Collection entries
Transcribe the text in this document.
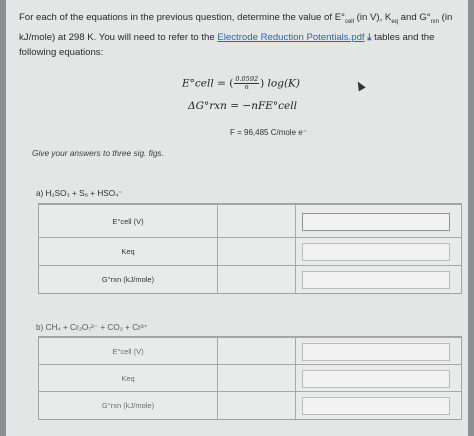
For each of the equations in the previous question, determine the value of $E^\circ_{cell}$ (in V), $K_{eq}$ and $G^\circ_{rxn}$ (in kJ/mole) at 298 K. You will need to refer to the Electrode Reduction Potentials.pdf ⤓ tables and the following equations:
E°cell = ( $\frac{0.0592}{n}$) log(K)
ΔG°rxn = −nFE°cell
F = 96,485 C/mole e⁻
Give your answers to three sig. figs.
a) H₂SO₃ + S₈ + HSO₄⁻
E°cell (V)
Keq
G°rxn (kJ/mole)
b) CH₄ + Cr₂O₇²⁻ + CO₂ + Cr³⁺
E°cell (V)
Keq
G°rxn (kJ/mole)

Instructions to follow
Reproduce every line above as written, skipping pictures.

Final result
Transcribe the text in this document.
For each of the equations in the previous question, determine the value of $E^\circ_{cell}$ (in V), $K_{eq}$ and $G^\circ_{rxn}$ (in kJ/mole) at 298 K. You will need to refer to the Electrode Reduction Potentials.pdf ⤓ tables and the following equations:
E°cell = ( $\frac{0.0592}{n}$) log(K)
ΔG°rxn = −nFE°cell
F = 96,485 C/mole e⁻
Give your answers to three sig. figs.
a) H₂SO₃ + S₈ + HSO₄⁻
E°cell (V)
Keq
G°rxn (kJ/mole)
b) CH₄ + Cr₂O₇²⁻ + CO₂ + Cr³⁺
E°cell (V)
Keq
G°rxn (kJ/mole)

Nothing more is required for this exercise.